___ Listed entries ___
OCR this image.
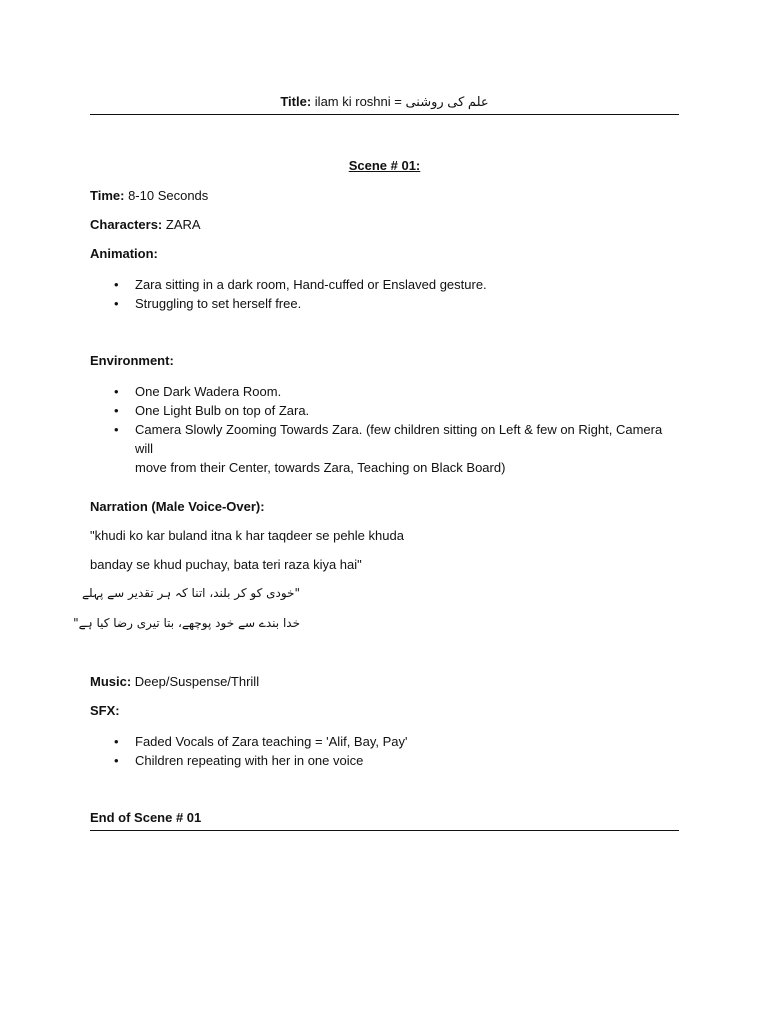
Title: ilam ki roshni = علم کی روشنی
Scene # 01:
Time: 8-10 Seconds
Characters: ZARA
Animation:
• Zara sitting in a dark room, Hand-cuffed or Enslaved gesture.
• Struggling to set herself free.
Environment:
• One Dark Wadera Room.
• One Light Bulb on top of Zara.
• Camera Slowly Zooming Towards Zara. (few children sitting on Left & few on Right, Camera will
move from their Center, towards Zara, Teaching on Black Board)
Narration (Male Voice-Over):
"khudi ko kar buland itna k har taqdeer se pehle khuda
banday se khud puchay, bata teri raza kiya hai"
"خودی کو کر بلند، اتنا کہ ہر تقدیر سے پہلے
خدا بندے سے خود پوچھے، بتا تیری رضا کیا ہے"
Music: Deep/Suspense/Thrill
SFX:
• Faded Vocals of Zara teaching = 'Alif, Bay, Pay'
• Children repeating with her in one voice
End of Scene # 01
___
Problem details: Transcribe the records above exactly, omitting every picture they contain.

Worked answer:
OCR this image.
Title: ilam ki roshni = علم کی روشنی
Scene # 01:
Time: 8-10 Seconds
Characters: ZARA
Animation:
• Zara sitting in a dark room, Hand-cuffed or Enslaved gesture.
• Struggling to set herself free.
Environment:
• One Dark Wadera Room.
• One Light Bulb on top of Zara.
• Camera Slowly Zooming Towards Zara. (few children sitting on Left & few on Right, Camera will
move from their Center, towards Zara, Teaching on Black Board)
Narration (Male Voice-Over):
"khudi ko kar buland itna k har taqdeer se pehle khuda
banday se khud puchay, bata teri raza kiya hai"
"خودی کو کر بلند، اتنا کہ ہر تقدیر سے پہلے
خدا بندے سے خود پوچھے، بتا تیری رضا کیا ہے"
Music: Deep/Suspense/Thrill
SFX:
• Faded Vocals of Zara teaching = 'Alif, Bay, Pay'
• Children repeating with her in one voice
End of Scene # 01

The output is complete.